Input data –
=-=-=-=-=

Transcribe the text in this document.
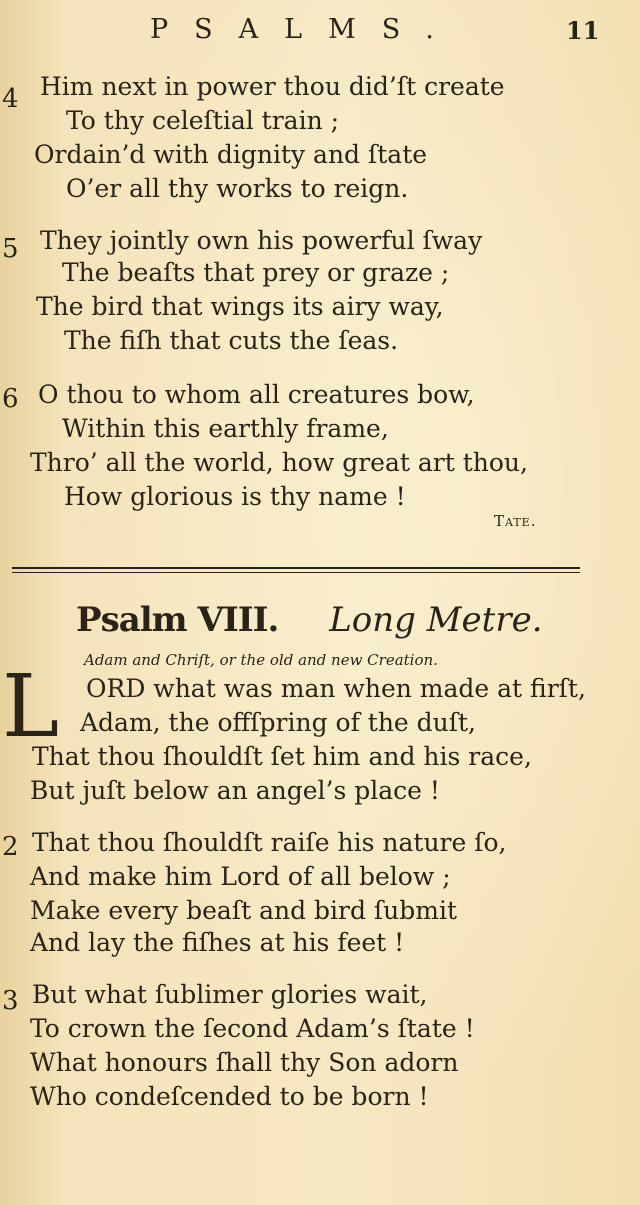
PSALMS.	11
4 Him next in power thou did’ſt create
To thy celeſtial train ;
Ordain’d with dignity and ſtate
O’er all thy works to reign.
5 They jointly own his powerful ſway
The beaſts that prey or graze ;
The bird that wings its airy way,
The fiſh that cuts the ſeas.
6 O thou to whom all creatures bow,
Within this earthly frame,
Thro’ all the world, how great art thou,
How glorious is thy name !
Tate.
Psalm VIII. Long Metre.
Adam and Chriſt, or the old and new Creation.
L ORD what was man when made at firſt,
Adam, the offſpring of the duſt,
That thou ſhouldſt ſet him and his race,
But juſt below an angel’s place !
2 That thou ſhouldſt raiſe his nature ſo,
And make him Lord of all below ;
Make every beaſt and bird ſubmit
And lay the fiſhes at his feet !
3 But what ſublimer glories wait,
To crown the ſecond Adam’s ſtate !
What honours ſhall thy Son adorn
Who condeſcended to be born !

=-=-=-=-=

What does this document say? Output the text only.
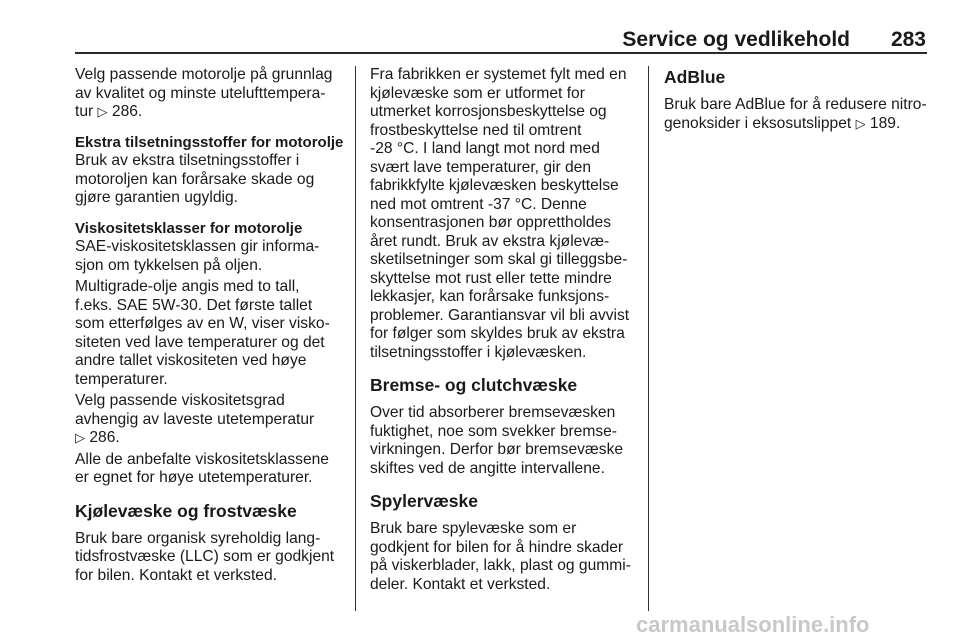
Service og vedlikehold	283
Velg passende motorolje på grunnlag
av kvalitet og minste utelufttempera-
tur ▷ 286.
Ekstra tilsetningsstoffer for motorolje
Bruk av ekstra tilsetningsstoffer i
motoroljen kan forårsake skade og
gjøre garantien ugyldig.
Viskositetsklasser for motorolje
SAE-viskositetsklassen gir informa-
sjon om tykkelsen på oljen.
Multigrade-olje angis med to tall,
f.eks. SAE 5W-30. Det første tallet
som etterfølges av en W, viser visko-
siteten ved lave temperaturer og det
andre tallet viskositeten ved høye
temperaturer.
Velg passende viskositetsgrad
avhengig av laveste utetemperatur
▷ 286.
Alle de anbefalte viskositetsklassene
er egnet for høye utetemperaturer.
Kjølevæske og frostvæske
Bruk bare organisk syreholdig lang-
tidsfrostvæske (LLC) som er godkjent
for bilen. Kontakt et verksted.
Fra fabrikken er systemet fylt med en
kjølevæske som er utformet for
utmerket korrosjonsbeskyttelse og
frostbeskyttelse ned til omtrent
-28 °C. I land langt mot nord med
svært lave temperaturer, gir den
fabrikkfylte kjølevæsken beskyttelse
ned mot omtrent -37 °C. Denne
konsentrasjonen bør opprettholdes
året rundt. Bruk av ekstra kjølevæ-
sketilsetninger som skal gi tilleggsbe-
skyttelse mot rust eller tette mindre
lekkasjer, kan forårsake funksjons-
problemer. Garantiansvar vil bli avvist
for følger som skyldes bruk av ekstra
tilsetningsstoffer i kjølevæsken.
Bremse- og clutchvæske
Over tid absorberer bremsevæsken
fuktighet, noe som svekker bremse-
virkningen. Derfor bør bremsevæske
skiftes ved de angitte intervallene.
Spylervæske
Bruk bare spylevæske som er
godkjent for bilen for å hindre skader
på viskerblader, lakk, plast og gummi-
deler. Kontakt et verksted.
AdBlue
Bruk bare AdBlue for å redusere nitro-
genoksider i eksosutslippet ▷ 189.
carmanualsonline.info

=-=-=-=-=

Description of the task –
In the material above, find each line that contains the word "text", and select it.

Full response –
Transcribe the text in this document.
What does this document say? Output the text only.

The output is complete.